* TASK PROMPT
Transcribe all the entries word for word, but omit the images.
╭──
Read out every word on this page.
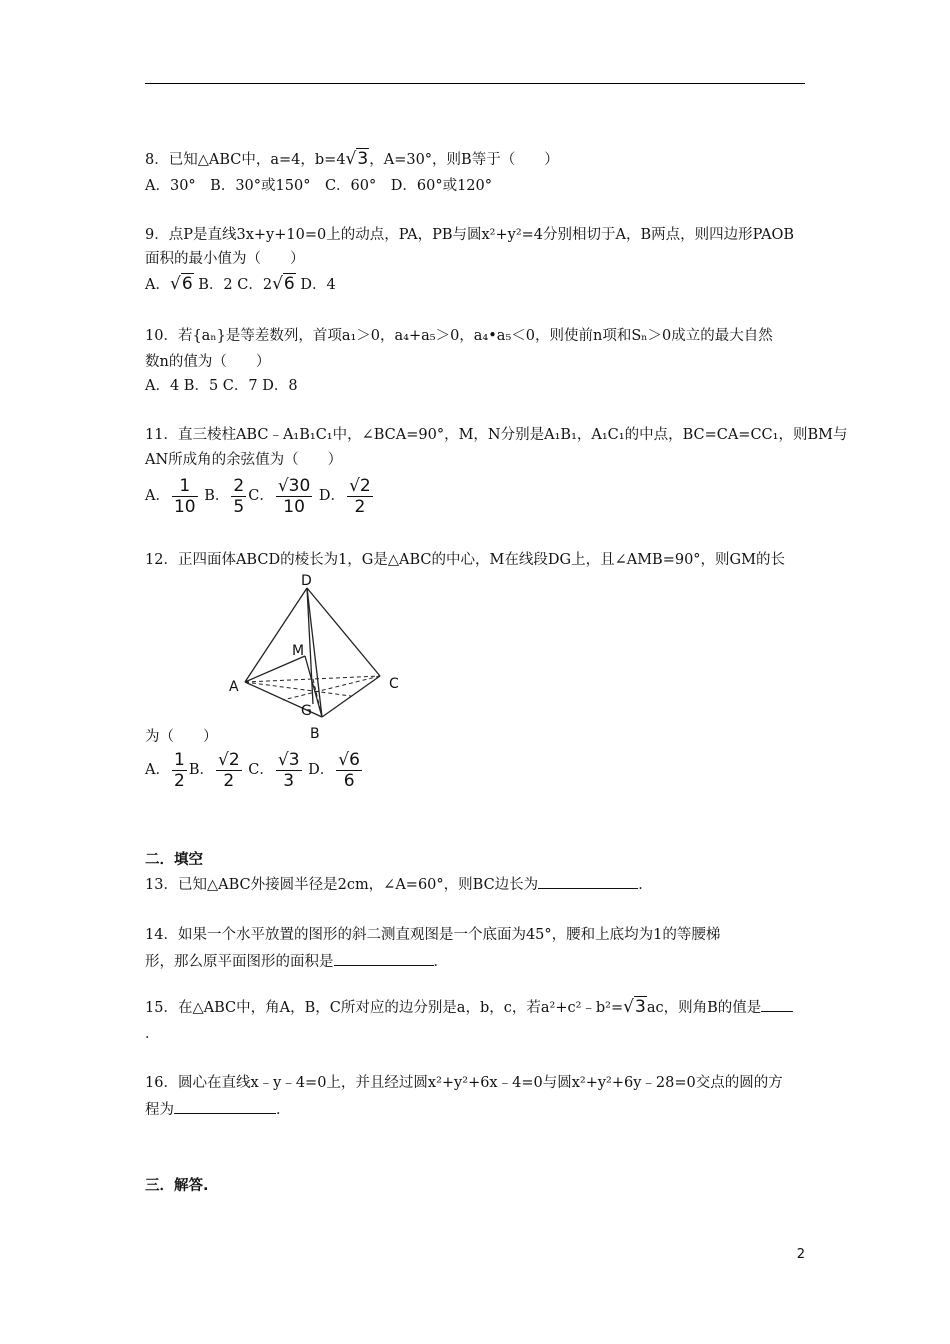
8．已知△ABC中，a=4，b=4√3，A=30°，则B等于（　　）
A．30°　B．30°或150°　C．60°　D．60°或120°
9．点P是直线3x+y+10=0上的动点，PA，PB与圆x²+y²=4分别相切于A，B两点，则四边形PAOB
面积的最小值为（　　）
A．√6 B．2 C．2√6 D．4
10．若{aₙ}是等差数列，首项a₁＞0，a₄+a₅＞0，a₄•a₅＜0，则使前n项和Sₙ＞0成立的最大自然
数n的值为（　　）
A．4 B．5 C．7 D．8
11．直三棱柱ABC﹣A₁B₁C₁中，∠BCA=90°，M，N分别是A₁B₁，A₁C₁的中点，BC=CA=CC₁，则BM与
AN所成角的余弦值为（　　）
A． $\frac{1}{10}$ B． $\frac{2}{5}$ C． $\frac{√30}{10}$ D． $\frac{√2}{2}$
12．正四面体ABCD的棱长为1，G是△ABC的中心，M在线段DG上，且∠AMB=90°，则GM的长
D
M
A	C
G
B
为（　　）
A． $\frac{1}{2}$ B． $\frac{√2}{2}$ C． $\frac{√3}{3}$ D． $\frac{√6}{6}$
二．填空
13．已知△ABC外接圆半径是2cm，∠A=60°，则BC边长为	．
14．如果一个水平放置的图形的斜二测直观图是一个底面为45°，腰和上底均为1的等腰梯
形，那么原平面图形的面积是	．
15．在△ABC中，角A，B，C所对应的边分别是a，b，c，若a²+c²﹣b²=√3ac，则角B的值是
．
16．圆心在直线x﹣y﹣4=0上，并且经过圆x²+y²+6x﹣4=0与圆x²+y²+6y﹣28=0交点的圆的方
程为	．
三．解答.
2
╰──
* FINISHED EXERCISE
Read out every word on this page.
8．已知△ABC中，a=4，b=4√3，A=30°，则B等于（　　）
A．30°　B．30°或150°　C．60°　D．60°或120°
9．点P是直线3x+y+10=0上的动点，PA，PB与圆x²+y²=4分别相切于A，B两点，则四边形PAOB
面积的最小值为（　　）
A．√6 B．2 C．2√6 D．4
10．若{aₙ}是等差数列，首项a₁＞0，a₄+a₅＞0，a₄•a₅＜0，则使前n项和Sₙ＞0成立的最大自然
数n的值为（　　）
A．4 B．5 C．7 D．8
11．直三棱柱ABC﹣A₁B₁C₁中，∠BCA=90°，M，N分别是A₁B₁，A₁C₁的中点，BC=CA=CC₁，则BM与
AN所成角的余弦值为（　　）
A． $\frac{1}{10}$ B． $\frac{2}{5}$ C． $\frac{√30}{10}$ D． $\frac{√2}{2}$
12．正四面体ABCD的棱长为1，G是△ABC的中心，M在线段DG上，且∠AMB=90°，则GM的长
D
M
A	C
G
B
为（　　）
A． $\frac{1}{2}$ B． $\frac{√2}{2}$ C． $\frac{√3}{3}$ D． $\frac{√6}{6}$
二．填空
13．已知△ABC外接圆半径是2cm，∠A=60°，则BC边长为	．
14．如果一个水平放置的图形的斜二测直观图是一个底面为45°，腰和上底均为1的等腰梯
形，那么原平面图形的面积是	．
15．在△ABC中，角A，B，C所对应的边分别是a，b，c，若a²+c²﹣b²=√3ac，则角B的值是
．
16．圆心在直线x﹣y﹣4=0上，并且经过圆x²+y²+6x﹣4=0与圆x²+y²+6y﹣28=0交点的圆的方
程为	．
三．解答.
2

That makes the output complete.